PARTE DEL TESTO:
++++++++
L’esonero copre ciò che si detiene nel Paese di lavoro: un conto aperto lì per accreditare lo stipendio, la casa in cui si vive, e simili.
Le condizioni che reggono l’esonero
L’esonero non è automatico e incondizionato. Richiede che:
• l’attività lavorativa all’estero sia stata prestata in via continuativa per la maggior parte del periodo d’imposta;
• entro sei mesi dall’interruzione del rapporto di lavoro all’estero il lavoratore non detenga più quelle attività.
Se il rapporto cessa e le attività restano oltre i sei mesi, l’esonero viene meno e tornano gli obblighi ordinari.
Il punto che inganna: restano IVIE e IVAFE
È l’equivoco più diffuso. L’esonero riguarda solo il monitoraggio, non le imposte patrimoniali. In molti casi, pur essendo esonerati dal compilare il quadro RW per finalità di monitoraggio, si resta soggetti all’IVIE sugli immobili e all’IVAFE sulle attività finanziarie: e per liquidarle il quadro RW va comunque compilato. In pratica, l’esonero che ti aspettavi di avere si riduce: niente obbligo di monitoraggio “puro”, ma sì al calcolo e al versamento delle patrimoniali, con relativa compilazione.
Va ricordato, però, che l’abitazione principale estera è esente da IVIE (salvo immobili di lusso): in quel caso, se non vi sono altre attività imponibili, l’esonero dal monitoraggio può tradursi in un effettivo nulla da dichiarare per quell’immobile.
++++++++
Dati raccolti
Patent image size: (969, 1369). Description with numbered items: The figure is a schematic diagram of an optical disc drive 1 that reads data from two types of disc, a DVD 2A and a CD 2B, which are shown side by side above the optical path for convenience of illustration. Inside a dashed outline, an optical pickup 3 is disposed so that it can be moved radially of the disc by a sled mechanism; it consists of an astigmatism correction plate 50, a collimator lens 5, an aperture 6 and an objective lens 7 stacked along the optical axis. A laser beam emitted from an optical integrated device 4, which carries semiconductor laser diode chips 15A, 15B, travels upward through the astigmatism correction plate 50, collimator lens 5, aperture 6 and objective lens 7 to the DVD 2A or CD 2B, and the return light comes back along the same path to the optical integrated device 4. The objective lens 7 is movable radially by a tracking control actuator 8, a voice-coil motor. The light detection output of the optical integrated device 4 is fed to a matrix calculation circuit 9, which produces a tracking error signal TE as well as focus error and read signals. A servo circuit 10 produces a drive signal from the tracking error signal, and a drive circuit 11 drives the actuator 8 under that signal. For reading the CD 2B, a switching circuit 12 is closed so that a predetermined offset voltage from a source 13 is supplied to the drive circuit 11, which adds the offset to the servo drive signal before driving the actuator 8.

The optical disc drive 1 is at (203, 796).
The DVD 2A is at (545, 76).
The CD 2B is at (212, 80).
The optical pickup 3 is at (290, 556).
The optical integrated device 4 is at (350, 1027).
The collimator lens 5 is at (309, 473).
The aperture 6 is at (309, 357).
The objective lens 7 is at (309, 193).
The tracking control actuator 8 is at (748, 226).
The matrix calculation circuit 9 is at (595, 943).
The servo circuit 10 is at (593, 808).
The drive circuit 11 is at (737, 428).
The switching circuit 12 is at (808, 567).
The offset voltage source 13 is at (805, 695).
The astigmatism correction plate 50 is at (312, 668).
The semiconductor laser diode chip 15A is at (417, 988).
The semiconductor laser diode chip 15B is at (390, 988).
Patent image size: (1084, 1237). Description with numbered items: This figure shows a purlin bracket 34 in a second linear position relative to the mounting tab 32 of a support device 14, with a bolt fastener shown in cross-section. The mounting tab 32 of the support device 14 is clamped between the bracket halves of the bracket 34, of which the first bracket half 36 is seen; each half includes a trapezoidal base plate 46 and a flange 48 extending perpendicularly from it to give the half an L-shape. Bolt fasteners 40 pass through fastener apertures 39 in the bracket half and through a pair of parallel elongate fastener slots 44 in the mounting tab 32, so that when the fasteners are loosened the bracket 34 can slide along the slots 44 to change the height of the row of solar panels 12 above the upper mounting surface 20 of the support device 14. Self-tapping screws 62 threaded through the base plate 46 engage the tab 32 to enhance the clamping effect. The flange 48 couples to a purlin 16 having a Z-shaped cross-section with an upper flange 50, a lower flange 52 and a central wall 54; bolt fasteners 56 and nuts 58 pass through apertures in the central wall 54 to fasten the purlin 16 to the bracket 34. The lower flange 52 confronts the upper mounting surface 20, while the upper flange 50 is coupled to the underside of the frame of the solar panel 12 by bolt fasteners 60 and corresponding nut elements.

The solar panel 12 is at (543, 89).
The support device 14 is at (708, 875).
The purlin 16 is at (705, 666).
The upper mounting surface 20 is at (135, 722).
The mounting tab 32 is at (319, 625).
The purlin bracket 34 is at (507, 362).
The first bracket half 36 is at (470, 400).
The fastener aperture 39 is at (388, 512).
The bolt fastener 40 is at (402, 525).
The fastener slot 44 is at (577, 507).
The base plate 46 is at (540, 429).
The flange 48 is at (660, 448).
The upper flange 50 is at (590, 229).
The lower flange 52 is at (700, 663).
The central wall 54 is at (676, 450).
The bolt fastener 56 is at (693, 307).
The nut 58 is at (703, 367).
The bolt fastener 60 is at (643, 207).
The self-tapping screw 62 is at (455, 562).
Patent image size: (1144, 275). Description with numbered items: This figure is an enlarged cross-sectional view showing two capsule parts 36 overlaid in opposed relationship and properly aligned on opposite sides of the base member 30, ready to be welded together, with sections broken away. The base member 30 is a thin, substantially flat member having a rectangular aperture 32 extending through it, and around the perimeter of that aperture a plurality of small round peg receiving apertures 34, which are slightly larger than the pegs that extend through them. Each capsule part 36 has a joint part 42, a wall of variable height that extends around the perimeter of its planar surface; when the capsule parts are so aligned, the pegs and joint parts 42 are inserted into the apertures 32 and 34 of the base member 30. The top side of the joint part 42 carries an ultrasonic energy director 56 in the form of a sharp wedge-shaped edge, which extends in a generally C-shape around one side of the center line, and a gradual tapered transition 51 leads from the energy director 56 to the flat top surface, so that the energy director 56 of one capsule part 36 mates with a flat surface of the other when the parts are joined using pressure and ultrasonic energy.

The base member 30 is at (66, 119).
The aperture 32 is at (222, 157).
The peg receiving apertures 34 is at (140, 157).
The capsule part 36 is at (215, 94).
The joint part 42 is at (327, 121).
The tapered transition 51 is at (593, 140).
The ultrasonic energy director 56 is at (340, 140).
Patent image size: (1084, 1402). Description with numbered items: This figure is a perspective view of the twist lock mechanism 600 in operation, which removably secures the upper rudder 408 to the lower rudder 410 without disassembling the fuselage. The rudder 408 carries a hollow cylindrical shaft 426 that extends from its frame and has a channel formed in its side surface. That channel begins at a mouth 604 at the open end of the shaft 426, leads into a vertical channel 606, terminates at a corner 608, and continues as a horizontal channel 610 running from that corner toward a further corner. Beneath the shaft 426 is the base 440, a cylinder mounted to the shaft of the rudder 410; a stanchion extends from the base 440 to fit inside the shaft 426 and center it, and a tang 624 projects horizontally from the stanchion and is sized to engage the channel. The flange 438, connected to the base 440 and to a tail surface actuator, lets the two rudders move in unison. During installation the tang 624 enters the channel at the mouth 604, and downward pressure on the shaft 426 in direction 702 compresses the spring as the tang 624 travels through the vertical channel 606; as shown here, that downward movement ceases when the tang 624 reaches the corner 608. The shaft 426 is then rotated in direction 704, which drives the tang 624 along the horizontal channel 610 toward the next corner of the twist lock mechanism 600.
++++++++
ESERCIZIO A:
Ricopia dal testo sull'esonero dal quadro RW il passo che va da "Le condizioni che" a "più quelle attività.".
ESERCIZIO B:
Traduci in inglese questa frase del testo sull'esonero dal quadro RW: "Se il rapporto cessa e le attività restano oltre i sei mesi, l’esonero viene meno e tornano gli obblighi ordinari."
ESERCIZIO C:
Prosegui il testo sull'esonero dal quadro RW dal punto in cui si ferma.

RISPOSTA A:
Le condizioni che reggono l’esonero
L’esonero non è automatico e incondizionato. Richiede che:
• l’attività lavorativa all’estero sia stata prestata in via continuativa per la maggior parte del periodo d’imposta;
• entro sei mesi dall’interruzione del rapporto di lavoro all’estero il lavoratore non detenga più quelle attività.

RISPOSTA B:
If the employment relationship ends and the assets are kept beyond six months, the exemption no longer applies and the ordinary obligations return.

RISPOSTA C:
Due casi pratici
Caso 1 – Tizio, frontaliere con conto e casa nel Paese di lavoro. Tizio è esonerato dal monitoraggio per il conto stipendio e per la casa nel Paese dove lavora. Ma se la casa non è abitazione principale, l’IVIE resta dovuta e va liquidata nel quadro RW; sul conto, se scatta l’IVAFE, idem.
Caso 2 – Caia, dipendente di un’organizzazione internazionale. Caia non monitora le attività detenute nel Paese di servizio. Tuttavia, per le attività finanziarie soggette a IVAFE, deve comunque compilare il quadro per pagarla. L’esonero dal monitoraggio non la libera dalla patrimoniale.
Gli errori che costano caro
• Confondere esonero dal monitoraggio ed esonero dalle imposte. Sono due cose diverse.
• Non compilare il quadro per IVIE/IVAFE. Se sono dovute, il quadro va compilato comunque.
• Estendere l’esonero ad altri Paesi. Copre solo le attività nel Paese di lavoro.
• Dimenticare la regola dei sei mesi. Cessato il lavoro, le attività non vanno trattenute oltre.
• Trascurare la continuità. Serve lavoro continuativo per la maggior parte dell’anno.
Domande frequenti
I frontalieri devono compilare il quadro RW?
Sono esonerati dal monitoraggio per le attività detenute nel Paese di lavoro, a condizioni precise. Ma se sono dovute IVIE o IVAFE, il quadro va comunque compilato per liquidarle.
L’esonero vale anche per le imposte patrimoniali?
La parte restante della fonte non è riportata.